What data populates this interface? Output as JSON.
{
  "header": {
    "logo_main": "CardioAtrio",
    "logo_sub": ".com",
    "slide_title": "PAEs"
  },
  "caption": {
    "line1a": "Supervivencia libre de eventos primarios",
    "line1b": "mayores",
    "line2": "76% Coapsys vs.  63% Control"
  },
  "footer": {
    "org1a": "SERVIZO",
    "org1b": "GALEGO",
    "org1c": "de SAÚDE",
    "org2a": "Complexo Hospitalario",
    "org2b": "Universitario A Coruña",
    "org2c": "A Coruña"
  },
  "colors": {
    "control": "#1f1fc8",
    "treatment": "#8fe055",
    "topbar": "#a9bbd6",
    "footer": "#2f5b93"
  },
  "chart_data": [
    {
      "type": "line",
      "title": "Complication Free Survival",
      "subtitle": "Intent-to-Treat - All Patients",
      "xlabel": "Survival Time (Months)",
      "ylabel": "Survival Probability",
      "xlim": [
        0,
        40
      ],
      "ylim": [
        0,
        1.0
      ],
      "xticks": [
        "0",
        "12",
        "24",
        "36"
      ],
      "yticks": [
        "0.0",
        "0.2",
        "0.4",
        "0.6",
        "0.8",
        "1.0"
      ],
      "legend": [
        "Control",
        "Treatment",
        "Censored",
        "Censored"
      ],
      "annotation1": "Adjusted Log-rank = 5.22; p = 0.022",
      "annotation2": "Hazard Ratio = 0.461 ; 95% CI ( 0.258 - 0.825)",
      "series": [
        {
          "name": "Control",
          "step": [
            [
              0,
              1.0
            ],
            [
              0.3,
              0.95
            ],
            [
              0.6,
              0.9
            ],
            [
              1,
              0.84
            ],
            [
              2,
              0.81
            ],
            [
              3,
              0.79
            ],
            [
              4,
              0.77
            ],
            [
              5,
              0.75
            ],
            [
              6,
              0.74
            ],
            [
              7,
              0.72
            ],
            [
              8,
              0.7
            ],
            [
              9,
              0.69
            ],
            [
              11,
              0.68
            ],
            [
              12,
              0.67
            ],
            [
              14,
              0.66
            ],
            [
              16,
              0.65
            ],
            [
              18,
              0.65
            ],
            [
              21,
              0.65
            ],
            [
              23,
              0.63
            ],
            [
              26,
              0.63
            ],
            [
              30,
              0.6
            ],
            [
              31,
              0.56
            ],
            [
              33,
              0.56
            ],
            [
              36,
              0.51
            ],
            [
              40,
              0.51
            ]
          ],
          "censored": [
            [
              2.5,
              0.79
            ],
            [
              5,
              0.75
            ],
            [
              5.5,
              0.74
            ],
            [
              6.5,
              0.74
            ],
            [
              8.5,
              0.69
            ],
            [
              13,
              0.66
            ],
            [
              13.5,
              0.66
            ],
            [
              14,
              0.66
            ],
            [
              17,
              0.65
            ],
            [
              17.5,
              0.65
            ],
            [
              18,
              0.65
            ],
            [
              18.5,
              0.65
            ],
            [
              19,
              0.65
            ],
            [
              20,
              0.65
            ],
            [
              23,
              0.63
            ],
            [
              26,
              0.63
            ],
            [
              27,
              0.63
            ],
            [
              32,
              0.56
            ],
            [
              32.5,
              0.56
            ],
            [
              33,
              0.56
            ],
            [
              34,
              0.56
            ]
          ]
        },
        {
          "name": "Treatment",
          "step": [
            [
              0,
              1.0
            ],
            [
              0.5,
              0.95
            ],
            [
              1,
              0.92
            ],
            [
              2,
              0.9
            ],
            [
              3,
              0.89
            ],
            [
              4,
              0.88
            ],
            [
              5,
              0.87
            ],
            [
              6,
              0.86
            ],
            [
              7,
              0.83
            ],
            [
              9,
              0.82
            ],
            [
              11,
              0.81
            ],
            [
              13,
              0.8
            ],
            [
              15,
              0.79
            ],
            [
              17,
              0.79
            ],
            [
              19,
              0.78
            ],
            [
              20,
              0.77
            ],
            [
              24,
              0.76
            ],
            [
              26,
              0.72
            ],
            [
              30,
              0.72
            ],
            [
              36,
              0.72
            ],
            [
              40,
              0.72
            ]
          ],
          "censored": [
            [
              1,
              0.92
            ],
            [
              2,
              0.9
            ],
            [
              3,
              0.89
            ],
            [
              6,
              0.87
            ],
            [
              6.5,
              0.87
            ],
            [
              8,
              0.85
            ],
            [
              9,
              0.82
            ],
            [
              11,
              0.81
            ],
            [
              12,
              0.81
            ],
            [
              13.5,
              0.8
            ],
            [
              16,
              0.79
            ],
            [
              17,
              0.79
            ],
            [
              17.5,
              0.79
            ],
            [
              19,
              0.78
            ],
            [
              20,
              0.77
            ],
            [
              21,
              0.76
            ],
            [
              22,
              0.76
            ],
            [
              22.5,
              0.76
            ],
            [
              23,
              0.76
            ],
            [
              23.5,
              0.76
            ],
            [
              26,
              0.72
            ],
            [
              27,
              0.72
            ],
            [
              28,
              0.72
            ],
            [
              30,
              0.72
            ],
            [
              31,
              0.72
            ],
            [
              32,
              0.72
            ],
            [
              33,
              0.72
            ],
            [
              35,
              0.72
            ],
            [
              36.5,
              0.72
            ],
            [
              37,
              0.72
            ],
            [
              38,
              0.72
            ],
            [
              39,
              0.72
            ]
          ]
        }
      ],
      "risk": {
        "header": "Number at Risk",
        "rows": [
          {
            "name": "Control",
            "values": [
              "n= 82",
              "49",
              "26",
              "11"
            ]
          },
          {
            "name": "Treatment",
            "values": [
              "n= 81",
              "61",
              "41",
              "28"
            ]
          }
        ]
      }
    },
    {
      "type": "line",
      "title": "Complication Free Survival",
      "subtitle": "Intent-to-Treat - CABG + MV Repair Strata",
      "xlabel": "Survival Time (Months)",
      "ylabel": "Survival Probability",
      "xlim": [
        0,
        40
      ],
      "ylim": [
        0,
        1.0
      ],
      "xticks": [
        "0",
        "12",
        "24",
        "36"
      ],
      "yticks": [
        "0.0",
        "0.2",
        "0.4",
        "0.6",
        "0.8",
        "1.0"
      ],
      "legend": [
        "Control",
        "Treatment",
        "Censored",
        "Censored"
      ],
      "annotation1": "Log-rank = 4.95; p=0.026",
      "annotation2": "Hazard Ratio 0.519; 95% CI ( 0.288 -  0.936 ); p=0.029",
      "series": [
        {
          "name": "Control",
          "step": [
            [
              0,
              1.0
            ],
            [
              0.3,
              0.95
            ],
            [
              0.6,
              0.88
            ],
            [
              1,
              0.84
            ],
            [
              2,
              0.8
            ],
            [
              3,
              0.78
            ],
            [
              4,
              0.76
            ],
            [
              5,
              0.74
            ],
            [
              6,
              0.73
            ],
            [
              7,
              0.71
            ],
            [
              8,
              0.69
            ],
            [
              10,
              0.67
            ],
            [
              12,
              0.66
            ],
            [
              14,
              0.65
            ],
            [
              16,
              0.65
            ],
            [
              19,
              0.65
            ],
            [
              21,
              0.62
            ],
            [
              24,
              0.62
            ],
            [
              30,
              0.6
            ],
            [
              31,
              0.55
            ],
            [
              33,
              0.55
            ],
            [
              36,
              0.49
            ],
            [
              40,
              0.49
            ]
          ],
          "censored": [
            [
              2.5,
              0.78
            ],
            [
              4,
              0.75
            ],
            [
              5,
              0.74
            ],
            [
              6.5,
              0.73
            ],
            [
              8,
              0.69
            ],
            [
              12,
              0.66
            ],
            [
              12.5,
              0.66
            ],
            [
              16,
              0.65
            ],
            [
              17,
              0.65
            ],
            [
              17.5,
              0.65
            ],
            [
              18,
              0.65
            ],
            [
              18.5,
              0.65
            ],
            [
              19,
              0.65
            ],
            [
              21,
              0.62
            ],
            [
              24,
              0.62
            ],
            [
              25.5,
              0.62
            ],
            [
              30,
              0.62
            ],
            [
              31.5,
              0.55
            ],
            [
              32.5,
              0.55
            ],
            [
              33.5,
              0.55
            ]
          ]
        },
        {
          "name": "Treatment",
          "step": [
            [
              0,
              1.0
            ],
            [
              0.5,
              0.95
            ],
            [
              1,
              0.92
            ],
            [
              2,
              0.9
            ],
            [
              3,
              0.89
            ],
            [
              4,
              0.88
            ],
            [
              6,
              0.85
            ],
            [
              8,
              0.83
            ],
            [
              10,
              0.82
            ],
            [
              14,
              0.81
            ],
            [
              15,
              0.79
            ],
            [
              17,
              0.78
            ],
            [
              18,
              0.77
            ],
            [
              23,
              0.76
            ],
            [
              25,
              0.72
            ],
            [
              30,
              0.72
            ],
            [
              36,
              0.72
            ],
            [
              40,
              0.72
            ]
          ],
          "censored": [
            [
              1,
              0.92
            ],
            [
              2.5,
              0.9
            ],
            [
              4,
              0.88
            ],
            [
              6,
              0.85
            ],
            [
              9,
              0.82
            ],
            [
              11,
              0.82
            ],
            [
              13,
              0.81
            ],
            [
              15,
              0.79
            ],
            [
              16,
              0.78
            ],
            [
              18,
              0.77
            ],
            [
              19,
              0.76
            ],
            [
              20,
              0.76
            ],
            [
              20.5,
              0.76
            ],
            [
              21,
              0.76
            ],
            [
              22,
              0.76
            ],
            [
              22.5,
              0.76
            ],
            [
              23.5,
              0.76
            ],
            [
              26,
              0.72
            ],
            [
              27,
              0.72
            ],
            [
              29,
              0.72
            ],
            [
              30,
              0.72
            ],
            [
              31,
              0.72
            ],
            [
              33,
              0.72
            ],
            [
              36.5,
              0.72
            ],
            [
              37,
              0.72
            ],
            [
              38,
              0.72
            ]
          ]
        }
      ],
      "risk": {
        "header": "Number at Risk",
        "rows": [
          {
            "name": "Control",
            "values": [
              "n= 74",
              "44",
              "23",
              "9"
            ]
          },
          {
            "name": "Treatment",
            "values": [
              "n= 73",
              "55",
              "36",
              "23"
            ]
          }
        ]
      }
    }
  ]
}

▬▬▬

**EXERCISE AIM**
From the listing above, copy out each line where the word "rank" appears.

**ANSWER SECTION**
      "annotation1": "Adjusted Log-rank = 5.22; p = 0.022",
      "annotation1": "Log-rank = 4.95; p=0.026",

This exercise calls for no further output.